§ Source material:
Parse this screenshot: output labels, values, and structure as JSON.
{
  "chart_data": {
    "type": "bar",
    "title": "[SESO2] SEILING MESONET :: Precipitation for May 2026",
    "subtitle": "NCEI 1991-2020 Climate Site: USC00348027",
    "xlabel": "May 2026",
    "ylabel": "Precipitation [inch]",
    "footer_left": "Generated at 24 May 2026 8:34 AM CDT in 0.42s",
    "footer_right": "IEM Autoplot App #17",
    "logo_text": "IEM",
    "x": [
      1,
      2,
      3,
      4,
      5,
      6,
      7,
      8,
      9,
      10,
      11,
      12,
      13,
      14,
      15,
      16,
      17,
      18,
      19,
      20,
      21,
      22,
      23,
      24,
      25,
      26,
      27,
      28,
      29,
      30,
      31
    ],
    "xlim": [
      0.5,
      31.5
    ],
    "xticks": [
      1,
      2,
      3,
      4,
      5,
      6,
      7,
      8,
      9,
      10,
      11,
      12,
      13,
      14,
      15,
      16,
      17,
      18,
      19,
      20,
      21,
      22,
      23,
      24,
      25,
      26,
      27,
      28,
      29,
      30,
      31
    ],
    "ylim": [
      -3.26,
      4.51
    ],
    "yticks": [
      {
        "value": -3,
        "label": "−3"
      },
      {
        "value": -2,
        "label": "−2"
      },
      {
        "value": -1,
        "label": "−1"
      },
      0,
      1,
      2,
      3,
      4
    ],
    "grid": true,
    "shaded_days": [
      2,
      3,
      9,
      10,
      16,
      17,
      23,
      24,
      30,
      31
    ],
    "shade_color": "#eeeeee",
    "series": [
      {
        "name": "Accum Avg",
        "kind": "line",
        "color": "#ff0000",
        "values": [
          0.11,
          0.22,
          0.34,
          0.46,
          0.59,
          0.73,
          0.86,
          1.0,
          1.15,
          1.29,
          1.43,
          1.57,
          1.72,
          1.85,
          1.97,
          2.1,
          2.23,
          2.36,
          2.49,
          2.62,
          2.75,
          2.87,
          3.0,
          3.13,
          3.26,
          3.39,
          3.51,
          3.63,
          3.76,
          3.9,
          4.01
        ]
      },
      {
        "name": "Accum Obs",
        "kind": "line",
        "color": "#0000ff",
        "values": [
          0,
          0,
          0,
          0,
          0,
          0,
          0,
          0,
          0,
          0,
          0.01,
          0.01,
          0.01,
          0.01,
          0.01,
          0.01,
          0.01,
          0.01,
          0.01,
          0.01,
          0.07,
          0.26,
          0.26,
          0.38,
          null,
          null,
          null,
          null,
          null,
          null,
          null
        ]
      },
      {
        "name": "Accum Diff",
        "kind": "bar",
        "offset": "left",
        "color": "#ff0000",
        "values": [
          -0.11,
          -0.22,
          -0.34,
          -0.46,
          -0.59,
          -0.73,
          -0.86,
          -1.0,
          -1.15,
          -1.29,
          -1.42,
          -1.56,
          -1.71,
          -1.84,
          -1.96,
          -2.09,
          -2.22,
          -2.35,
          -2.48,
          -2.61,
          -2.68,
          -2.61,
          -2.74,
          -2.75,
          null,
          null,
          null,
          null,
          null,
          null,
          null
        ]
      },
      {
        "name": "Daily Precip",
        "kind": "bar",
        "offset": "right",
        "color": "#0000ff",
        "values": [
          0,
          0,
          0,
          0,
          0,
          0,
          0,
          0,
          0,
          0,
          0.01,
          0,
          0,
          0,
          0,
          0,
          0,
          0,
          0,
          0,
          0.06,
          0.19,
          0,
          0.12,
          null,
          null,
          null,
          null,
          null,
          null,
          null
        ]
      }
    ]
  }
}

§ Given problem:
Every record should be repeated exactly; please leave none out.

§ Exercise response:
Parse this screenshot: output labels, values, and structure as JSON.
{
  "chart_data": {
    "type": "bar",
    "title": "[SESO2] SEILING MESONET :: Precipitation for May 2026",
    "subtitle": "NCEI 1991-2020 Climate Site: USC00348027",
    "xlabel": "May 2026",
    "ylabel": "Precipitation [inch]",
    "footer_left": "Generated at 24 May 2026 8:34 AM CDT in 0.42s",
    "footer_right": "IEM Autoplot App #17",
    "logo_text": "IEM",
    "x": [
      1,
      2,
      3,
      4,
      5,
      6,
      7,
      8,
      9,
      10,
      11,
      12,
      13,
      14,
      15,
      16,
      17,
      18,
      19,
      20,
      21,
      22,
      23,
      24,
      25,
      26,
      27,
      28,
      29,
      30,
      31
    ],
    "xlim": [
      0.5,
      31.5
    ],
    "xticks": [
      1,
      2,
      3,
      4,
      5,
      6,
      7,
      8,
      9,
      10,
      11,
      12,
      13,
      14,
      15,
      16,
      17,
      18,
      19,
      20,
      21,
      22,
      23,
      24,
      25,
      26,
      27,
      28,
      29,
      30,
      31
    ],
    "ylim": [
      -3.26,
      4.51
    ],
    "yticks": [
      {
        "value": -3,
        "label": "−3"
      },
      {
        "value": -2,
        "label": "−2"
      },
      {
        "value": -1,
        "label": "−1"
      },
      0,
      1,
      2,
      3,
      4
    ],
    "grid": true,
    "shaded_days": [
      2,
      3,
      9,
      10,
      16,
      17,
      23,
      24,
      30,
      31
    ],
    "shade_color": "#eeeeee",
    "series": [
      {
        "name": "Accum Avg",
        "kind": "line",
        "color": "#ff0000",
        "values": [
          0.11,
          0.22,
          0.34,
          0.46,
          0.59,
          0.73,
          0.86,
          1.0,
          1.15,
          1.29,
          1.43,
          1.57,
          1.72,
          1.85,
          1.97,
          2.1,
          2.23,
          2.36,
          2.49,
          2.62,
          2.75,
          2.87,
          3.0,
          3.13,
          3.26,
          3.39,
          3.51,
          3.63,
          3.76,
          3.9,
          4.01
        ]
      },
      {
        "name": "Accum Obs",
        "kind": "line",
        "color": "#0000ff",
        "values": [
          0,
          0,
          0,
          0,
          0,
          0,
          0,
          0,
          0,
          0,
          0.01,
          0.01,
          0.01,
          0.01,
          0.01,
          0.01,
          0.01,
          0.01,
          0.01,
          0.01,
          0.07,
          0.26,
          0.26,
          0.38,
          null,
          null,
          null,
          null,
          null,
          null,
          null
        ]
      },
      {
        "name": "Accum Diff",
        "kind": "bar",
        "offset": "left",
        "color": "#ff0000",
        "values": [
          -0.11,
          -0.22,
          -0.34,
          -0.46,
          -0.59,
          -0.73,
          -0.86,
          -1.0,
          -1.15,
          -1.29,
          -1.42,
          -1.56,
          -1.71,
          -1.84,
          -1.96,
          -2.09,
          -2.22,
          -2.35,
          -2.48,
          -2.61,
          -2.68,
          -2.61,
          -2.74,
          -2.75,
          null,
          null,
          null,
          null,
          null,
          null,
          null
        ]
      },
      {
        "name": "Daily Precip",
        "kind": "bar",
        "offset": "right",
        "color": "#0000ff",
        "values": [
          0,
          0,
          0,
          0,
          0,
          0,
          0,
          0,
          0,
          0,
          0.01,
          0,
          0,
          0,
          0,
          0,
          0,
          0,
          0,
          0,
          0.06,
          0.19,
          0,
          0.12,
          null,
          null,
          null,
          null,
          null,
          null,
          null
        ]
      }
    ]
  }
}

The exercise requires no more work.